=== TASK INPUT ===
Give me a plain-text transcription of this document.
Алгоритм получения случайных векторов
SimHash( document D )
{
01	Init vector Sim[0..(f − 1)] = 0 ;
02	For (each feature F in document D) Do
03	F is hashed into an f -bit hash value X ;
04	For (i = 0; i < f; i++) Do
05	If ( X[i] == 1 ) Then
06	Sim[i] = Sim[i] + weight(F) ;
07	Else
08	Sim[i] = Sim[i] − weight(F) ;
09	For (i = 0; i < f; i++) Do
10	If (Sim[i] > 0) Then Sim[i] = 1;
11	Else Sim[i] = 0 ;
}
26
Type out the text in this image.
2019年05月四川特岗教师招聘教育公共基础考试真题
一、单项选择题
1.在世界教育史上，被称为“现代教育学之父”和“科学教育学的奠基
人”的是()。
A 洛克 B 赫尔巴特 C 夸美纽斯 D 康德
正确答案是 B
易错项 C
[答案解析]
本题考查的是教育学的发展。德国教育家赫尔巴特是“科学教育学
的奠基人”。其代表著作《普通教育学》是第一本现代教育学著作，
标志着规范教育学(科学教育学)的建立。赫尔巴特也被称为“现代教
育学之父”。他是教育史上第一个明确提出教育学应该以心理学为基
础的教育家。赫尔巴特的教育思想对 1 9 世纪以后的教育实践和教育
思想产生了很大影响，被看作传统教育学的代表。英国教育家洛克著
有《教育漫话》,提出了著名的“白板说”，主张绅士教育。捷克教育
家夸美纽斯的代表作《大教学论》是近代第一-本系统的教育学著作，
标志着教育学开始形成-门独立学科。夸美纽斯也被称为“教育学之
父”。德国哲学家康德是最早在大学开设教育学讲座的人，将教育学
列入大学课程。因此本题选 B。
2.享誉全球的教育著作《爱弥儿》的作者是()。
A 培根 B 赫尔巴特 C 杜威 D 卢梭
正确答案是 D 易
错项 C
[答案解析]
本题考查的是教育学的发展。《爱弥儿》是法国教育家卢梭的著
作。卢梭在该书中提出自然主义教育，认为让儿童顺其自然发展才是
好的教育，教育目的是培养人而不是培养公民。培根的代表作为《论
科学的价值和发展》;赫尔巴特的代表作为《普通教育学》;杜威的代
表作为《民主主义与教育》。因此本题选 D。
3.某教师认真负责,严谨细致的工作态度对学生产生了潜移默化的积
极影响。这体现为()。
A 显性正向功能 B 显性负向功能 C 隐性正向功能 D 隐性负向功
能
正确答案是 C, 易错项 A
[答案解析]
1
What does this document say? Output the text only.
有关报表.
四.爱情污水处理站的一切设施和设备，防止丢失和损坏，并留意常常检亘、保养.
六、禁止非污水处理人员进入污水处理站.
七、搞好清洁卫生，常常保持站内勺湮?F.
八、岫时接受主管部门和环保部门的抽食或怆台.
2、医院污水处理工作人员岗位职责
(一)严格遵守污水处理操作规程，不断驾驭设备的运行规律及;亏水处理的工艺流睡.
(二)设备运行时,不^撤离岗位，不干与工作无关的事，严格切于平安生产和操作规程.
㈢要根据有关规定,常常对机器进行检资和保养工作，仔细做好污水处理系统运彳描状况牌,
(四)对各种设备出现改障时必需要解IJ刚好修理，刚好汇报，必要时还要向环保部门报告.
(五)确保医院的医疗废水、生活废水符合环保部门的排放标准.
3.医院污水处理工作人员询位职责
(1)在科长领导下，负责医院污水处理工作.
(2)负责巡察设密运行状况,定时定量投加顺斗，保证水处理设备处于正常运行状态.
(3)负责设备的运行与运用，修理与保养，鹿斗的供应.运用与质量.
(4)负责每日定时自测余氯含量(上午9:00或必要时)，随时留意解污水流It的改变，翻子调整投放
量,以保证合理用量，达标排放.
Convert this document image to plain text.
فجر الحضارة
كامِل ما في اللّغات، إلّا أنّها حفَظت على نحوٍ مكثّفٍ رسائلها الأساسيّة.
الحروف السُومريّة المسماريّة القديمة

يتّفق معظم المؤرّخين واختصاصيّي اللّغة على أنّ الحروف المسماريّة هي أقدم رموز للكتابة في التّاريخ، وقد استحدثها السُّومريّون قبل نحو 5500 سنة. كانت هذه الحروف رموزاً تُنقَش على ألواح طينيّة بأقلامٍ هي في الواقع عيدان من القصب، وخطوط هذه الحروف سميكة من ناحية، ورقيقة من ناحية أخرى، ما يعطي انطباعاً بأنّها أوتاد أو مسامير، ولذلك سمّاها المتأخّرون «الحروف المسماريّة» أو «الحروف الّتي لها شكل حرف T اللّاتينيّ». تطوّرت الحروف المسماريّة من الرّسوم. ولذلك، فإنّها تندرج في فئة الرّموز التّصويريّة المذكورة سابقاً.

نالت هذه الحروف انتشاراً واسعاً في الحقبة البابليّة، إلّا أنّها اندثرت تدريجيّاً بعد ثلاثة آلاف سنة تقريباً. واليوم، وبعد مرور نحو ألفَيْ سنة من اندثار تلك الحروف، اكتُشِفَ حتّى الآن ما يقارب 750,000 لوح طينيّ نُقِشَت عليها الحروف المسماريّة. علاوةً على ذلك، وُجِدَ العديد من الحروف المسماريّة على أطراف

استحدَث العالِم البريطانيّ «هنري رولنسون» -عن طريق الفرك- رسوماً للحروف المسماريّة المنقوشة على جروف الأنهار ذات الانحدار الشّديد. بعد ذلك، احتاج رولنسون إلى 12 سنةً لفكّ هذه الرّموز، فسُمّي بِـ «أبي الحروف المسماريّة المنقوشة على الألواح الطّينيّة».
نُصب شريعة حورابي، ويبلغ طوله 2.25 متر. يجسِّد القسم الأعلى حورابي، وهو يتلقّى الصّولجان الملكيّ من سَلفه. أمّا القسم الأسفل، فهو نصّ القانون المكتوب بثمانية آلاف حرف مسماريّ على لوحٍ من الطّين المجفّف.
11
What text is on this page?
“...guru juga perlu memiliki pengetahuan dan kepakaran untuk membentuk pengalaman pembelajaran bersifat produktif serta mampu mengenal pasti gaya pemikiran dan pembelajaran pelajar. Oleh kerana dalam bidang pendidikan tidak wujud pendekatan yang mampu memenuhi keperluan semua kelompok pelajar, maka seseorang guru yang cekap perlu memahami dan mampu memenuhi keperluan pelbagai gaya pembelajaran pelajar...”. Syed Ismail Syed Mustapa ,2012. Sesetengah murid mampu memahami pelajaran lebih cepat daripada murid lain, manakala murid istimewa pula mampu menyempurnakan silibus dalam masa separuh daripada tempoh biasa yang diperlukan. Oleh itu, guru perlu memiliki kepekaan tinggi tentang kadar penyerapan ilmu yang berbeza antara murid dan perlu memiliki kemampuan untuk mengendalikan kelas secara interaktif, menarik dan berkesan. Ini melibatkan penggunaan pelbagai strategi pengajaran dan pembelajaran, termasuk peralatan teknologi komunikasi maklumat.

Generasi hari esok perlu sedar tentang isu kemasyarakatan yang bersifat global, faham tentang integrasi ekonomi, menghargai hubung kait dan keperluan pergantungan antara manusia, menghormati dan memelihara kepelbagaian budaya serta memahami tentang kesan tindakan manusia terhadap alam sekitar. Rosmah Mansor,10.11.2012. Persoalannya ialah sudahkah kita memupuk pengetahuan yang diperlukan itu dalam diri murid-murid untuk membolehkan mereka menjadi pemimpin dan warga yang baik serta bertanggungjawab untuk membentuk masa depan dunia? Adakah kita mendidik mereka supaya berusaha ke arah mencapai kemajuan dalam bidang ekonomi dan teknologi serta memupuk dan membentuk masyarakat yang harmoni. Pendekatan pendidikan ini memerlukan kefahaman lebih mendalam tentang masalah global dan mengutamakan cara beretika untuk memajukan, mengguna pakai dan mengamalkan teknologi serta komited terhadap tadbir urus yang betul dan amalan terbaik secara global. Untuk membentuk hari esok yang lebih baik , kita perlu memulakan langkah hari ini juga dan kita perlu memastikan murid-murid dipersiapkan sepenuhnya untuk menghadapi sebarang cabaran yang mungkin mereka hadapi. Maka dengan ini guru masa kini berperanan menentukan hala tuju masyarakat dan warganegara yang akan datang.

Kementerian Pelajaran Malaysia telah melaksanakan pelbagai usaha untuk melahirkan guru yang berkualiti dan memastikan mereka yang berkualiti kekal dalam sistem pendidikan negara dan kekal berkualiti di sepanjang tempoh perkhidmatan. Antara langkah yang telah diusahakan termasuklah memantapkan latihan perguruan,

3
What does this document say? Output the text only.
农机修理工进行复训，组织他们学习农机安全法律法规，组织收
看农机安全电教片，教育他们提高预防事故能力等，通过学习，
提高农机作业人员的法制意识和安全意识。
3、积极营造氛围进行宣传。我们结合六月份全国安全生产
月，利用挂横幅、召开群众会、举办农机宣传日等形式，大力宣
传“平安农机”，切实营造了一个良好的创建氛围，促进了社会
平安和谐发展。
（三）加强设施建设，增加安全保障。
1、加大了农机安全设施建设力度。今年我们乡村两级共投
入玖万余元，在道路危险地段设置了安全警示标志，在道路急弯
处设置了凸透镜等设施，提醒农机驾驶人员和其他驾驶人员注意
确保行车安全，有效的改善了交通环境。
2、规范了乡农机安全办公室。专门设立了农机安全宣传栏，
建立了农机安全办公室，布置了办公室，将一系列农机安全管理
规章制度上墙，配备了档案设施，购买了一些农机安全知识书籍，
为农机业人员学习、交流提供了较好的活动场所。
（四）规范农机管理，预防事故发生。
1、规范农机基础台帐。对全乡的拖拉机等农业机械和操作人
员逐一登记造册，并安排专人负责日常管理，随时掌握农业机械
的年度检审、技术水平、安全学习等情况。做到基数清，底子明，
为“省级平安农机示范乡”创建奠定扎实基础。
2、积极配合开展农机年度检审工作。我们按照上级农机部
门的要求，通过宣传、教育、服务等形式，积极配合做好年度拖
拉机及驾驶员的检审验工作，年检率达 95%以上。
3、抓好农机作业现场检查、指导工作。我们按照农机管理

=== WHAT TO WORK ON ===
Locate the word "image" in the entries, and copy every line where it is found.

=== OUTPUT FOR THIS TASK ===
Type out the text in this image.
Convert this document image to plain text.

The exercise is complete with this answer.